* **What to produce**
Gather every line from the entries below that contains the string "DIGITS", and copy each one in full.

Spatial layout entries:
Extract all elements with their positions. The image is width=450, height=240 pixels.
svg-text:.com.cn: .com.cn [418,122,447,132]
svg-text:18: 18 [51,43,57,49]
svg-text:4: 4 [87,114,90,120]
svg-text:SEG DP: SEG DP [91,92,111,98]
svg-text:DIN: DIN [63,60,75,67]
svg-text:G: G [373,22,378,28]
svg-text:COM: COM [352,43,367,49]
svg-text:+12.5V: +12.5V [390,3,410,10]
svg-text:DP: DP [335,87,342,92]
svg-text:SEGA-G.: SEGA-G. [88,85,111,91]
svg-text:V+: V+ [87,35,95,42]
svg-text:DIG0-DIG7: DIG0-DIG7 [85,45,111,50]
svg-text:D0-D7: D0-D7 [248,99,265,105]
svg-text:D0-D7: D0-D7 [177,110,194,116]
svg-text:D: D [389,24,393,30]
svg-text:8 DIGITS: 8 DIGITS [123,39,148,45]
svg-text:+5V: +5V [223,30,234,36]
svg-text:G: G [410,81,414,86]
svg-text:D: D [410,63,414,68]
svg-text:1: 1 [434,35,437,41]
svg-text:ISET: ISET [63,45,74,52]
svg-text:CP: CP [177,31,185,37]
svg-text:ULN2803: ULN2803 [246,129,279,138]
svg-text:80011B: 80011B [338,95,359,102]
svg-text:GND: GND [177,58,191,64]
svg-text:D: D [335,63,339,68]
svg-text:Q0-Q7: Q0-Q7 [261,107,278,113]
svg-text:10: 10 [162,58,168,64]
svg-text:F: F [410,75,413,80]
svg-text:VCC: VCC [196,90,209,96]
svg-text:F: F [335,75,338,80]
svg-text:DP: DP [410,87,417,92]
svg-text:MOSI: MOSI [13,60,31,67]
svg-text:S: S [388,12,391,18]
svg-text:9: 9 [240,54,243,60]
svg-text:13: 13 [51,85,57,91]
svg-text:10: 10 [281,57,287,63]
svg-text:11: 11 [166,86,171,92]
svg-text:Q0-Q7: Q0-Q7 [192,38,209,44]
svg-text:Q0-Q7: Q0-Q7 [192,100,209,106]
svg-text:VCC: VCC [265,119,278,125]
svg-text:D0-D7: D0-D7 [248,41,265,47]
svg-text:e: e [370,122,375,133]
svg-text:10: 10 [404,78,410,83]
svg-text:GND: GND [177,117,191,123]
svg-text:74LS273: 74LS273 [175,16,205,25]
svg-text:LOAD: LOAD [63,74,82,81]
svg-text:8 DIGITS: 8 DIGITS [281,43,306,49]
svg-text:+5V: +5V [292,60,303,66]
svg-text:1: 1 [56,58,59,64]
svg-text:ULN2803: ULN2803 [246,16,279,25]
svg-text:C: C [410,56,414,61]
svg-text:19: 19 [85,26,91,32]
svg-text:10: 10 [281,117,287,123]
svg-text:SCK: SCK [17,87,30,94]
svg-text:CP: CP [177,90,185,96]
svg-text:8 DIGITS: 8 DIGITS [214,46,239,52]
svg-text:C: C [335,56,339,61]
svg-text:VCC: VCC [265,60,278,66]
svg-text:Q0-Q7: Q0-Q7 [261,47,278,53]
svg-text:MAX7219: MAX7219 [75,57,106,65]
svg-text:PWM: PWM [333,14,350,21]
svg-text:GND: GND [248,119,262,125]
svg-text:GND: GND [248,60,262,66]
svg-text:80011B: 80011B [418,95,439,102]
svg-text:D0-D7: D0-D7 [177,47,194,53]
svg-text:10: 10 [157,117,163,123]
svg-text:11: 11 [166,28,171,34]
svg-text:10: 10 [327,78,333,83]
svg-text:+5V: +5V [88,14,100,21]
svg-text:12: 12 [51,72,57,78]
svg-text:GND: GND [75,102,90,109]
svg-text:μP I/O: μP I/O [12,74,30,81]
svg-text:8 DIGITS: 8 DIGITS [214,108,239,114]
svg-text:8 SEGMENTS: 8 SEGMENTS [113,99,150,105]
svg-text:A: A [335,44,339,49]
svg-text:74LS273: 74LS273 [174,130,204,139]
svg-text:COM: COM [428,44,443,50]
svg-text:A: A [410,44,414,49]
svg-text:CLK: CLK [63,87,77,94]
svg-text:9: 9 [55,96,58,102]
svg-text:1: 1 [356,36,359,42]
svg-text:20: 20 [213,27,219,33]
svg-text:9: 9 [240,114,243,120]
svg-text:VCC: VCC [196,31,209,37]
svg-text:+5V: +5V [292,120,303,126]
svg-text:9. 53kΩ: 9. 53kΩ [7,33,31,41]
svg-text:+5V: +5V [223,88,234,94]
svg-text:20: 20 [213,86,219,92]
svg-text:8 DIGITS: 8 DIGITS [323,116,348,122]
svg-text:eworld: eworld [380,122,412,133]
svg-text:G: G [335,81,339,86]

* **Response below**
svg-text:8 DIGITS: 8 DIGITS [123,39,148,45]
svg-text:8 DIGITS: 8 DIGITS [281,43,306,49]
svg-text:8 DIGITS: 8 DIGITS [214,46,239,52]
svg-text:8 DIGITS: 8 DIGITS [214,108,239,114]
svg-text:8 DIGITS: 8 DIGITS [323,116,348,122]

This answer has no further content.